Instructions for the task:
Please decide whether each statement agrees with the s’mores post, answering yes or no and quoting the words of the post that settle it. (a) The s’mores were made at a restaurant, not at a campfire. (b) An employee said a person is supposed to be 16 to make s’mores. (c) Both girls enjoyed the real bonfire the following night.

Text:
==============================

Especially when it comes to making s’mores at the camp fire.

Have a good day!

If you’re still reading, I should probably clarify something.

When I say, “making s’mores at the camp fire,” I sort of really mean at the restaurant Cosi.

I would camp if I liked lying on the ground, not showering and if tents had bolt locks and an alarm system. But since that’s not the case, I decided to forgo the bonfire and take the Cosi route.

I thought it would be a super fun winter activity for my four children. But as 4 year-old Summer was toasting her marshmallow, it sort of caught on fire. So she threw the stick down and ran hysterically crying from the table. Because I have no desire to burn down a restaurant, I grabbed the marshmallow stick and blew it out.

Which is when it occurred to me that maybe this wasn’t a children’s activity.

This was confirmed when I heard an employee whisper very loudly under his breath, “You are supposed to be 16 if you are making s’mores.”

Well, that charming young man doesn’t think I’m a day over 15. How sweet is that! Oh. He might be talking about my kids.

And then the woman next to us, looked at me with these very sad eyes and said, “I’m just worried about the babies.”

At which point, I glanced over at Harlowe and Chase and thought, “The babies are fine – other than the fact that they are too young to participate in this chocolate, graham cracker, marshmallow magical yumminess.”

And oh my gosh – did I just get judged? At a Cosi? Oh grilled cheesus, that’s humiliating.

Fine then. I won’t let my 4 year-old handle flames. Are you happy now lady?

I prepared the rest of the s’mores and let the girls concentrate on the eating.

And just by chance, the following night we took the girls to a real bonfire to hear some Christmas carols.

It was quite a bonfire.

Even with firefighters on the ground, I felt a little nervous.ย  Both girls were sobbing within minutes. Something about the terrifying building-size flames and flying embers.

Definitely not a s’mores night.

mama bird notes:

If you haven’t bought all the goats on your Christmas list, there is still time to win one! Just click here and scroll to the bottom of the post for details on how to enter.

Finally, this post is dedicated to Nancy Shea. Nancy was a faithful reader of my blog and a truly sweet woman. She will be missed by me and many others. xo

26 Responses to put down the s’mores and read this first

  • Jennifer says:

    16 to roast marshmallows? Seriously? It’s a wonder I lived to be an adult with all that campfire danger! From the marshmallows!

    That is one impressive bonfire, though.

==============================

Labeled box items:
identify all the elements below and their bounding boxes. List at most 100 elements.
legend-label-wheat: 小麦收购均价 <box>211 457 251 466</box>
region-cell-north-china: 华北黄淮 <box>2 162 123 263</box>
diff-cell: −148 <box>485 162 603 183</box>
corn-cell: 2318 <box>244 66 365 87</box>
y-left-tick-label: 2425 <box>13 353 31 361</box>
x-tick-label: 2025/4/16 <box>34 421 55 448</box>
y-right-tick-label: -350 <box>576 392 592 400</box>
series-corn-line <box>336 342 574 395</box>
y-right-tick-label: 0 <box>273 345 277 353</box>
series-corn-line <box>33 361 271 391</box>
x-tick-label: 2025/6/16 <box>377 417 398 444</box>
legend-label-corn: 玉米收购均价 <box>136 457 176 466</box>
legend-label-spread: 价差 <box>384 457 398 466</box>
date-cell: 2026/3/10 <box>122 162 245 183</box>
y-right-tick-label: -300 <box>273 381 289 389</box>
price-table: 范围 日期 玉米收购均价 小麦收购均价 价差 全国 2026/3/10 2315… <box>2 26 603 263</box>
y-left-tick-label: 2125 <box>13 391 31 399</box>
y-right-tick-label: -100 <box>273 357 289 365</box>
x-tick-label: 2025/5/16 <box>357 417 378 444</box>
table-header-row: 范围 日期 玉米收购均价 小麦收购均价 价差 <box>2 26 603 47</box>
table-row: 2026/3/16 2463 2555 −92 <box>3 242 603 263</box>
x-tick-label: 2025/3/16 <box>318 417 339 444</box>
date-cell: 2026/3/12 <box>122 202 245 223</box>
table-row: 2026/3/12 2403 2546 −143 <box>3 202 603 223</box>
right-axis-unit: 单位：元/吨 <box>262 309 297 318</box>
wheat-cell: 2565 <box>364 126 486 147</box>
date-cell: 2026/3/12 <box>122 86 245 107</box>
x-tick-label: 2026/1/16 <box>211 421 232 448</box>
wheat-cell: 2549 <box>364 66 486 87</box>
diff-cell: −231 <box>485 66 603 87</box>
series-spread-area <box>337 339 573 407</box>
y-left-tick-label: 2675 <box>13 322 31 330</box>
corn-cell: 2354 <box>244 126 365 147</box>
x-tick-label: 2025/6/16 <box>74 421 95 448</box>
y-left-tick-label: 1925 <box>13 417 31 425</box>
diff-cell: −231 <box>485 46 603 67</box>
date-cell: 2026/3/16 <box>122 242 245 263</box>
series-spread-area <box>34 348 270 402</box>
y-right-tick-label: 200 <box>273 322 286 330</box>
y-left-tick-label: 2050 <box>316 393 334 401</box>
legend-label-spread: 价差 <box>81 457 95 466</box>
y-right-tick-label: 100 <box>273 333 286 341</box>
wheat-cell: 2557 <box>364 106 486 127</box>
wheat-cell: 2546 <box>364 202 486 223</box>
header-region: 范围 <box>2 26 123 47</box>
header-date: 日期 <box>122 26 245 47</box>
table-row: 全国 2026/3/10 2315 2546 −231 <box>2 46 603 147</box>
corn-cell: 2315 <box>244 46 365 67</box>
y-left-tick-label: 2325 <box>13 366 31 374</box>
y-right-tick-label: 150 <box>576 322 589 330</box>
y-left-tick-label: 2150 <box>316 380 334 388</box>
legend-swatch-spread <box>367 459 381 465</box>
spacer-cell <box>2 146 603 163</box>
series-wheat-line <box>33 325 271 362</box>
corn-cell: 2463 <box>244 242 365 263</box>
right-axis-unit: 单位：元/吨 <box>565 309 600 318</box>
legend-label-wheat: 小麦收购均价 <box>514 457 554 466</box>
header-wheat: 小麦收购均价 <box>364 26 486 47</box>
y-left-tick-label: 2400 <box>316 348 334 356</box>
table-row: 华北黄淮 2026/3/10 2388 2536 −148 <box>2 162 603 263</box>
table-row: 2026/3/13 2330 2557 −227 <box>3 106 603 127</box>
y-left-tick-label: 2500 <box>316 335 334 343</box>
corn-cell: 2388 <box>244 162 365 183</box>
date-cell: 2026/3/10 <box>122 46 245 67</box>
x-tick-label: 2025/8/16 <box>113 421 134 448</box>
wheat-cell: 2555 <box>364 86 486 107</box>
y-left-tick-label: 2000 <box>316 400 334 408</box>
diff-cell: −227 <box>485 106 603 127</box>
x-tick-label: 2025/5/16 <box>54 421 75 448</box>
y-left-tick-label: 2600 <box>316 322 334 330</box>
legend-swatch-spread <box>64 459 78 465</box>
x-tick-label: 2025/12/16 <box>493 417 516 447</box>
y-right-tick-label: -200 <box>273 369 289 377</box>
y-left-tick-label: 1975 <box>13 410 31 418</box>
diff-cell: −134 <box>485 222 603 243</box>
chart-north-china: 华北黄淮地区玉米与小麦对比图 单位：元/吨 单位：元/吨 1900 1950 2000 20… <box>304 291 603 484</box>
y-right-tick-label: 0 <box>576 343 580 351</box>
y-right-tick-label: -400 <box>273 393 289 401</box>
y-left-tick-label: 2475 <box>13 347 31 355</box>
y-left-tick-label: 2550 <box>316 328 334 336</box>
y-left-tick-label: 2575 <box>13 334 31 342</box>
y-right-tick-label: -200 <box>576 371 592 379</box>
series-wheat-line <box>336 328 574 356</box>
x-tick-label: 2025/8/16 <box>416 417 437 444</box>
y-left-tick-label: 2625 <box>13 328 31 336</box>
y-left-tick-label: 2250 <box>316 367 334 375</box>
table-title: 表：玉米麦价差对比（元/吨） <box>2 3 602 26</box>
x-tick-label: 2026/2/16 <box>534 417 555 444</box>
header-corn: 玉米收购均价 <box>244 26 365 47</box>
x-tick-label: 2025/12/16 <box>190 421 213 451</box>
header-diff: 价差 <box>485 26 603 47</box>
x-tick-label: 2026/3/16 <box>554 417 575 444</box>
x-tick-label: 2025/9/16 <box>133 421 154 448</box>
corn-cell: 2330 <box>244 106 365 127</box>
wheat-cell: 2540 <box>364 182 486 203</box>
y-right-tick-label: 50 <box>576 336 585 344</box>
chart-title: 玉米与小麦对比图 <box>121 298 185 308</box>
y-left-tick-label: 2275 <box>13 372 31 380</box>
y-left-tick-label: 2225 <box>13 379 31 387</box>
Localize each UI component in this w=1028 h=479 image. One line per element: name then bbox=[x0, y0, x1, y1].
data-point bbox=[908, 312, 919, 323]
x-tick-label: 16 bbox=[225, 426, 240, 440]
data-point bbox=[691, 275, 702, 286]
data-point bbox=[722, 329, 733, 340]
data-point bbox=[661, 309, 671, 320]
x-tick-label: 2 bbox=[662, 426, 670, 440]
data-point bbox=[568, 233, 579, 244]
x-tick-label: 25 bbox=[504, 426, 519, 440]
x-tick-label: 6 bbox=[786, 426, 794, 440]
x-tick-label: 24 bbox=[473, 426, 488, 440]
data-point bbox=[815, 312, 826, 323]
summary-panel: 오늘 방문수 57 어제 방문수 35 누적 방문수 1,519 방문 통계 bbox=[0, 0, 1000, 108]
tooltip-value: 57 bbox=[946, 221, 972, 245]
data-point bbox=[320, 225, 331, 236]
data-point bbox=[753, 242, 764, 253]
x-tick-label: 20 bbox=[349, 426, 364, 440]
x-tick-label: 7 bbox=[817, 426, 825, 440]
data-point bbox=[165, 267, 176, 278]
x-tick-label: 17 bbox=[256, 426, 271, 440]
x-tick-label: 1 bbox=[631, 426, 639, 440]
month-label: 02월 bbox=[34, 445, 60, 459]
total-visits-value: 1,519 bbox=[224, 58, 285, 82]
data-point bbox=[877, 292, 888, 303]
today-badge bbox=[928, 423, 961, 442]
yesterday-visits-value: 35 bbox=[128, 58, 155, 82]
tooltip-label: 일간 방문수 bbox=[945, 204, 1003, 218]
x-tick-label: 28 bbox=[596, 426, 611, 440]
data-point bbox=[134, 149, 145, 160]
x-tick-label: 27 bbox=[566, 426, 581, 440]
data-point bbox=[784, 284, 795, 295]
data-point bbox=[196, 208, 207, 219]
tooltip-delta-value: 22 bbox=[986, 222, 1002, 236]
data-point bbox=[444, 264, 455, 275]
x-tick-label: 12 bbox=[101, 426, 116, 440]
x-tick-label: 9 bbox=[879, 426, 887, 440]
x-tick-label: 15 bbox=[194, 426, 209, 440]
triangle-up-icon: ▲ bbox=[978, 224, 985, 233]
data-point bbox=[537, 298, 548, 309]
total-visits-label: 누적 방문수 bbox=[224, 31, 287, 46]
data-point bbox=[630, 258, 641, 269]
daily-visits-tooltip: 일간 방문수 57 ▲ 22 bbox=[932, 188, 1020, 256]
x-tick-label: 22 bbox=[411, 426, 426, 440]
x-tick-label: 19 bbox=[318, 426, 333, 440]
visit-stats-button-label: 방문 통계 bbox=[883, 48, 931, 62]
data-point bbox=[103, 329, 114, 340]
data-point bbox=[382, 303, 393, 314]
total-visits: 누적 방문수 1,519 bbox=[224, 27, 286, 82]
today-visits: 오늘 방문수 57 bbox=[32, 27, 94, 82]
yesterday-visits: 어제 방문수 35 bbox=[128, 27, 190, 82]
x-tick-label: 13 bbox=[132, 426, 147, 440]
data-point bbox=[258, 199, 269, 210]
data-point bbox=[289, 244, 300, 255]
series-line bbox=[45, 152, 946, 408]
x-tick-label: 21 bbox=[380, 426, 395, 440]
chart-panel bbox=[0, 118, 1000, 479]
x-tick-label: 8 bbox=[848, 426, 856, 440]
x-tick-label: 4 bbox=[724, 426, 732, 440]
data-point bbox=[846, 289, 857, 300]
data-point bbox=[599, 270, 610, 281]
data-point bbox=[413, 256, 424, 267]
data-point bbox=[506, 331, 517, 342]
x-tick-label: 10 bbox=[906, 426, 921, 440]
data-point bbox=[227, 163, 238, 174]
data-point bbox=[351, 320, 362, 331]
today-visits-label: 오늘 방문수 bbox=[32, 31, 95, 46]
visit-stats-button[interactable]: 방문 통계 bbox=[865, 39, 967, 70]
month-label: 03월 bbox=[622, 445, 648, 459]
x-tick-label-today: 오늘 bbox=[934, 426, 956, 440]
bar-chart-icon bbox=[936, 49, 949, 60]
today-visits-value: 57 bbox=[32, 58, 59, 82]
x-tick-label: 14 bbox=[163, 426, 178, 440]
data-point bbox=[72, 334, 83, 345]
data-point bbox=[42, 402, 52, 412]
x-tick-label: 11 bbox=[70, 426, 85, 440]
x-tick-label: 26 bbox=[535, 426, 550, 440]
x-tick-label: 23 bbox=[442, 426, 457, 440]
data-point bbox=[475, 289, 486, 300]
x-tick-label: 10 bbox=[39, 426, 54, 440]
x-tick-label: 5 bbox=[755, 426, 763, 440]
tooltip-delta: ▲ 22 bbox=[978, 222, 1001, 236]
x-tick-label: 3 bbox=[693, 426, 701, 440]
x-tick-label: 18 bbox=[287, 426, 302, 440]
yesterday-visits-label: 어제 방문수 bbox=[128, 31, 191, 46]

==============================

Exercise output:
(a) Yes: "I sort of really mean at the restaurant Cosi."
(b) Yes: "You are supposed to be 16 if you are making s’mores."
(c) No: "Both girls were sobbing within minutes."